*GOAL*
Give every line of the material again, exactly as written.

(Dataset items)
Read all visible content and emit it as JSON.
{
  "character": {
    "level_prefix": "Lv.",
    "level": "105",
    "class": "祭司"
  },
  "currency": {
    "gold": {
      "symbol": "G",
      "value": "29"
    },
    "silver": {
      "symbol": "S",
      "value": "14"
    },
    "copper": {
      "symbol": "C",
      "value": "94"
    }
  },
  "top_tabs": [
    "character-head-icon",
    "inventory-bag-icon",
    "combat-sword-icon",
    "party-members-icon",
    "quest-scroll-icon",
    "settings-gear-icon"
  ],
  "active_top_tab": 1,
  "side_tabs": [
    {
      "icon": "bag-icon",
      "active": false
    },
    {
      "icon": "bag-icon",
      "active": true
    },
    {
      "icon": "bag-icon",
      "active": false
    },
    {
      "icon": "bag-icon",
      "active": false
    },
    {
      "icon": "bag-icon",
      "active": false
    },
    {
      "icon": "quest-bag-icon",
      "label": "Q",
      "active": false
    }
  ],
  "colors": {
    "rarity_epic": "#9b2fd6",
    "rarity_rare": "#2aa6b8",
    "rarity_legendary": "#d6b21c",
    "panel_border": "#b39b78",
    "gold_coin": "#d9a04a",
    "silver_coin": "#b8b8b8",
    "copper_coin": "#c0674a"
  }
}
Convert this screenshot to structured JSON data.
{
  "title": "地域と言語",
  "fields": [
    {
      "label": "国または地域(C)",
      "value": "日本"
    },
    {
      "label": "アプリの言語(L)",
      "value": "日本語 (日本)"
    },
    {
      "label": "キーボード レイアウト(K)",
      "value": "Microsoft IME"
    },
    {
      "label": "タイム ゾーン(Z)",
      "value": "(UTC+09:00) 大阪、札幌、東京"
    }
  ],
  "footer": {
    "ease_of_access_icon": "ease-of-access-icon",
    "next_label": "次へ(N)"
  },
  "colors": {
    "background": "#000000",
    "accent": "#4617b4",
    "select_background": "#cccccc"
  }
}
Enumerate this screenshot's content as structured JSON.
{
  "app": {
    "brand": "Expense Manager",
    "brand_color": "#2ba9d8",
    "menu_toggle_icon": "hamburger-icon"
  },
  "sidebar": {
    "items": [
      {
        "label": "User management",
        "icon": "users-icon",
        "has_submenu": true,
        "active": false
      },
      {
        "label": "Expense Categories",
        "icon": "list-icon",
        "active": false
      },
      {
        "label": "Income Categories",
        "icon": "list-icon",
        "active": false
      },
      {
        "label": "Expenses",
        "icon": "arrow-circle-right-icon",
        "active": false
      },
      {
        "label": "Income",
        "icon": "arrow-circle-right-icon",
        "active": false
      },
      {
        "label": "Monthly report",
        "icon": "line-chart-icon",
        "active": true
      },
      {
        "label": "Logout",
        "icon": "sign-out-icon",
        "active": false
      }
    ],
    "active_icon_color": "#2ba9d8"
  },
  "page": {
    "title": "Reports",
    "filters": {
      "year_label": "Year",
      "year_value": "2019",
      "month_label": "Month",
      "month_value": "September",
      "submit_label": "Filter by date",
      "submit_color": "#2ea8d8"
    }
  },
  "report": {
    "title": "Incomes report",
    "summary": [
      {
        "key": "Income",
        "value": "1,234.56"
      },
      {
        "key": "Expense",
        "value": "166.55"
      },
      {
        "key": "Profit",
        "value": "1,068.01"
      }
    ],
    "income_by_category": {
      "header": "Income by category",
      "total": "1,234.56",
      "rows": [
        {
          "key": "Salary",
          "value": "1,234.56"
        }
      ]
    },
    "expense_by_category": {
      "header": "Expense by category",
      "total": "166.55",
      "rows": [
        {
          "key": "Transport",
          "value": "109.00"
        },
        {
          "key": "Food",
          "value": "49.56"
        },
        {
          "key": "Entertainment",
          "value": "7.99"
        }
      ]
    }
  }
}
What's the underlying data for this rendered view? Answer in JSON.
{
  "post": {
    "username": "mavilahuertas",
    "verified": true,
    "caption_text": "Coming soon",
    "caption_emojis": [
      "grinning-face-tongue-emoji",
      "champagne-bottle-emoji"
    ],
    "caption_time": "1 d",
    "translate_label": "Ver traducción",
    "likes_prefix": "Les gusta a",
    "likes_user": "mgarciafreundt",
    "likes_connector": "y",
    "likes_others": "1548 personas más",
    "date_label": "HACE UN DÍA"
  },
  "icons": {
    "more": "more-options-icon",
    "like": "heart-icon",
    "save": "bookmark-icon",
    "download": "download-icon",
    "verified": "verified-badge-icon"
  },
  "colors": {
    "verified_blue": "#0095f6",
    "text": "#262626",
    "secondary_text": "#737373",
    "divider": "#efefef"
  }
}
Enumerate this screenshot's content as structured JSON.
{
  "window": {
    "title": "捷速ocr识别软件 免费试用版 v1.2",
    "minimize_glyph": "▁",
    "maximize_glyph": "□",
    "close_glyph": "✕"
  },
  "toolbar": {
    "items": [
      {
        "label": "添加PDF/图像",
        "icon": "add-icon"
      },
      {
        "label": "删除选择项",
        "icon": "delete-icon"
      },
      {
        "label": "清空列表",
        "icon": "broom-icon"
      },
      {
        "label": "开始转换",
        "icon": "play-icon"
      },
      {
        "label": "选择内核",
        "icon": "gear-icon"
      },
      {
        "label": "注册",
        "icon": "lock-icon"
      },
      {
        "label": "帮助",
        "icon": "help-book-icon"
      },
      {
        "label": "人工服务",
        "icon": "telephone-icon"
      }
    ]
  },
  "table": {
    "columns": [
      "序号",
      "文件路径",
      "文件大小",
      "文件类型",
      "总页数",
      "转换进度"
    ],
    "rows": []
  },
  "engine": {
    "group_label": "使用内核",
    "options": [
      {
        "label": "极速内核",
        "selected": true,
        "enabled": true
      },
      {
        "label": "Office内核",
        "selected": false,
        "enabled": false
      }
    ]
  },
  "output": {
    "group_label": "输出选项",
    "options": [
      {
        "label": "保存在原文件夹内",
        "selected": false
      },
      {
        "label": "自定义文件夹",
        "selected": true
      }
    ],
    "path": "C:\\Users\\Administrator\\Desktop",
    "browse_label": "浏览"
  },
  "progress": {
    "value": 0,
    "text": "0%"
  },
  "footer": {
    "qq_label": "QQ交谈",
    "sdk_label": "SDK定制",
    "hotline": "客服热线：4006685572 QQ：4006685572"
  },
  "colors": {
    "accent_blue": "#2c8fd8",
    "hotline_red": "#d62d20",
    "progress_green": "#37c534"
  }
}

*WRITTEN RESPONSE*
Read all visible content and emit it as JSON.
{
  "character": {
    "level_prefix": "Lv.",
    "level": "105",
    "class": "祭司"
  },
  "currency": {
    "gold": {
      "symbol": "G",
      "value": "29"
    },
    "silver": {
      "symbol": "S",
      "value": "14"
    },
    "copper": {
      "symbol": "C",
      "value": "94"
    }
  },
  "top_tabs": [
    "character-head-icon",
    "inventory-bag-icon",
    "combat-sword-icon",
    "party-members-icon",
    "quest-scroll-icon",
    "settings-gear-icon"
  ],
  "active_top_tab": 1,
  "side_tabs": [
    {
      "icon": "bag-icon",
      "active": false
    },
    {
      "icon": "bag-icon",
      "active": true
    },
    {
      "icon": "bag-icon",
      "active": false
    },
    {
      "icon": "bag-icon",
      "active": false
    },
    {
      "icon": "bag-icon",
      "active": false
    },
    {
      "icon": "quest-bag-icon",
      "label": "Q",
      "active": false
    }
  ],
  "colors": {
    "rarity_epic": "#9b2fd6",
    "rarity_rare": "#2aa6b8",
    "rarity_legendary": "#d6b21c",
    "panel_border": "#b39b78",
    "gold_coin": "#d9a04a",
    "silver_coin": "#b8b8b8",
    "copper_coin": "#c0674a"
  }
}
Convert this screenshot to structured JSON data.
{
  "title": "地域と言語",
  "fields": [
    {
      "label": "国または地域(C)",
      "value": "日本"
    },
    {
      "label": "アプリの言語(L)",
      "value": "日本語 (日本)"
    },
    {
      "label": "キーボード レイアウト(K)",
      "value": "Microsoft IME"
    },
    {
      "label": "タイム ゾーン(Z)",
      "value": "(UTC+09:00) 大阪、札幌、東京"
    }
  ],
  "footer": {
    "ease_of_access_icon": "ease-of-access-icon",
    "next_label": "次へ(N)"
  },
  "colors": {
    "background": "#000000",
    "accent": "#4617b4",
    "select_background": "#cccccc"
  }
}
Enumerate this screenshot's content as structured JSON.
{
  "app": {
    "brand": "Expense Manager",
    "brand_color": "#2ba9d8",
    "menu_toggle_icon": "hamburger-icon"
  },
  "sidebar": {
    "items": [
      {
        "label": "User management",
        "icon": "users-icon",
        "has_submenu": true,
        "active": false
      },
      {
        "label": "Expense Categories",
        "icon": "list-icon",
        "active": false
      },
      {
        "label": "Income Categories",
        "icon": "list-icon",
        "active": false
      },
      {
        "label": "Expenses",
        "icon": "arrow-circle-right-icon",
        "active": false
      },
      {
        "label": "Income",
        "icon": "arrow-circle-right-icon",
        "active": false
      },
      {
        "label": "Monthly report",
        "icon": "line-chart-icon",
        "active": true
      },
      {
        "label": "Logout",
        "icon": "sign-out-icon",
        "active": false
      }
    ],
    "active_icon_color": "#2ba9d8"
  },
  "page": {
    "title": "Reports",
    "filters": {
      "year_label": "Year",
      "year_value": "2019",
      "month_label": "Month",
      "month_value": "September",
      "submit_label": "Filter by date",
      "submit_color": "#2ea8d8"
    }
  },
  "report": {
    "title": "Incomes report",
    "summary": [
      {
        "key": "Income",
        "value": "1,234.56"
      },
      {
        "key": "Expense",
        "value": "166.55"
      },
      {
        "key": "Profit",
        "value": "1,068.01"
      }
    ],
    "income_by_category": {
      "header": "Income by category",
      "total": "1,234.56",
      "rows": [
        {
          "key": "Salary",
          "value": "1,234.56"
        }
      ]
    },
    "expense_by_category": {
      "header": "Expense by category",
      "total": "166.55",
      "rows": [
        {
          "key": "Transport",
          "value": "109.00"
        },
        {
          "key": "Food",
          "value": "49.56"
        },
        {
          "key": "Entertainment",
          "value": "7.99"
        }
      ]
    }
  }
}
What's the underlying data for this rendered view? Answer in JSON.
{
  "post": {
    "username": "mavilahuertas",
    "verified": true,
    "caption_text": "Coming soon",
    "caption_emojis": [
      "grinning-face-tongue-emoji",
      "champagne-bottle-emoji"
    ],
    "caption_time": "1 d",
    "translate_label": "Ver traducción",
    "likes_prefix": "Les gusta a",
    "likes_user": "mgarciafreundt",
    "likes_connector": "y",
    "likes_others": "1548 personas más",
    "date_label": "HACE UN DÍA"
  },
  "icons": {
    "more": "more-options-icon",
    "like": "heart-icon",
    "save": "bookmark-icon",
    "download": "download-icon",
    "verified": "verified-badge-icon"
  },
  "colors": {
    "verified_blue": "#0095f6",
    "text": "#262626",
    "secondary_text": "#737373",
    "divider": "#efefef"
  }
}
Enumerate this screenshot's content as structured JSON.
{
  "window": {
    "title": "捷速ocr识别软件 免费试用版 v1.2",
    "minimize_glyph": "▁",
    "maximize_glyph": "□",
    "close_glyph": "✕"
  },
  "toolbar": {
    "items": [
      {
        "label": "添加PDF/图像",
        "icon": "add-icon"
      },
      {
        "label": "删除选择项",
        "icon": "delete-icon"
      },
      {
        "label": "清空列表",
        "icon": "broom-icon"
      },
      {
        "label": "开始转换",
        "icon": "play-icon"
      },
      {
        "label": "选择内核",
        "icon": "gear-icon"
      },
      {
        "label": "注册",
        "icon": "lock-icon"
      },
      {
        "label": "帮助",
        "icon": "help-book-icon"
      },
      {
        "label": "人工服务",
        "icon": "telephone-icon"
      }
    ]
  },
  "table": {
    "columns": [
      "序号",
      "文件路径",
      "文件大小",
      "文件类型",
      "总页数",
      "转换进度"
    ],
    "rows": []
  },
  "engine": {
    "group_label": "使用内核",
    "options": [
      {
        "label": "极速内核",
        "selected": true,
        "enabled": true
      },
      {
        "label": "Office内核",
        "selected": false,
        "enabled": false
      }
    ]
  },
  "output": {
    "group_label": "输出选项",
    "options": [
      {
        "label": "保存在原文件夹内",
        "selected": false
      },
      {
        "label": "自定义文件夹",
        "selected": true
      }
    ],
    "path": "C:\\Users\\Administrator\\Desktop",
    "browse_label": "浏览"
  },
  "progress": {
    "value": 0,
    "text": "0%"
  },
  "footer": {
    "qq_label": "QQ交谈",
    "sdk_label": "SDK定制",
    "hotline": "客服热线：4006685572 QQ：4006685572"
  },
  "colors": {
    "accent_blue": "#2c8fd8",
    "hotline_red": "#d62d20",
    "progress_green": "#37c534"
  }
}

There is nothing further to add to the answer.